* [WORK TO COMPLETE]: Present each line of the entries below that holds the word "Źródło".

* [SOURCE MATERIAL]:
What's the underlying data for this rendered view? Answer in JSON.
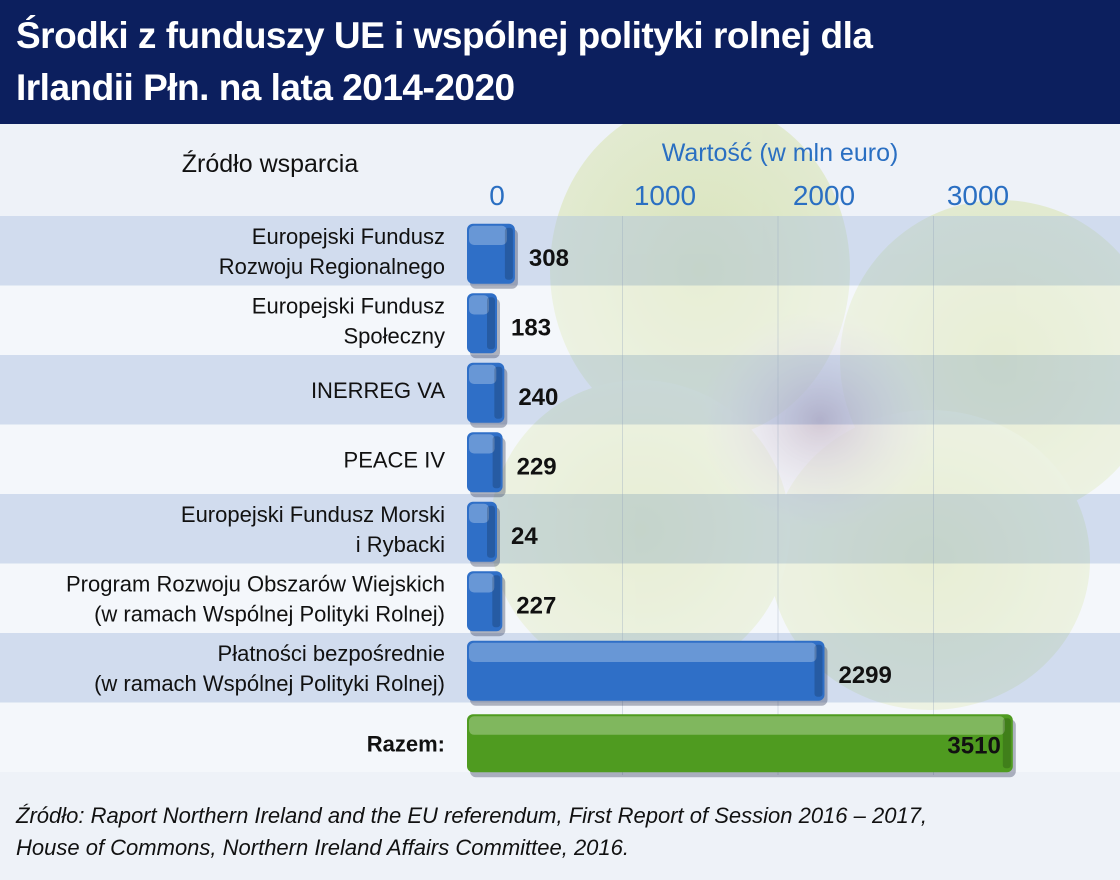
{
  "header": {
    "title_line1": "Środki z funduszy UE i wspólnej polityki rolnej dla",
    "title_line2": "Irlandii Płn. na lata 2014-2020"
  },
  "footer": {
    "source_line1": "Źródło: Raport Northern Ireland and the EU referendum, First Report of Session 2016 – 2017,",
    "source_line2": "House of Commons, Northern Ireland Affairs Committee, 2016."
  },
  "colors": {
    "header_bg": "#0c1f5e",
    "bar_blue": "#2f6fc7",
    "bar_green": "#4f9b20",
    "axis_text": "#2a6fc2"
  },
  "chart_data": {
    "type": "bar",
    "orientation": "horizontal",
    "title": "Środki z funduszy UE i wspólnej polityki rolnej dla Irlandii Płn. na lata 2014-2020",
    "category_header": "Źródło wsparcia",
    "value_axis_label": "Wartość (w mln euro)",
    "xticks": [
      "0",
      "1000",
      "2000",
      "3000"
    ],
    "xlim": [
      0,
      3500
    ],
    "grid": true,
    "categories": [
      [
        "Europejski Fundusz",
        "Rozwoju Regionalnego"
      ],
      [
        "Europejski Fundusz",
        "Społeczny"
      ],
      [
        "INERREG VA"
      ],
      [
        "PEACE IV"
      ],
      [
        "Europejski Fundusz Morski",
        "i Rybacki"
      ],
      [
        "Program Rozwoju Obszarów Wiejskich",
        "(w ramach Wspólnej Polityki Rolnej)"
      ],
      [
        "Płatności bezpośrednie",
        "(w ramach Wspólnej Polityki Rolnej)"
      ],
      [
        "Razem:"
      ]
    ],
    "values": [
      308,
      183,
      240,
      229,
      24,
      227,
      2299,
      3510
    ],
    "value_labels": [
      "308",
      "183",
      "240",
      "229",
      "24",
      "227",
      "2299",
      "3510"
    ]
  }
}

* [ANSWER TO THE EXERCISE]:
    "source_line1": "Źródło: Raport Northern Ireland and the EU referendum, First Report of Session 2016 – 2017,",
    "category_header": "Źródło wsparcia",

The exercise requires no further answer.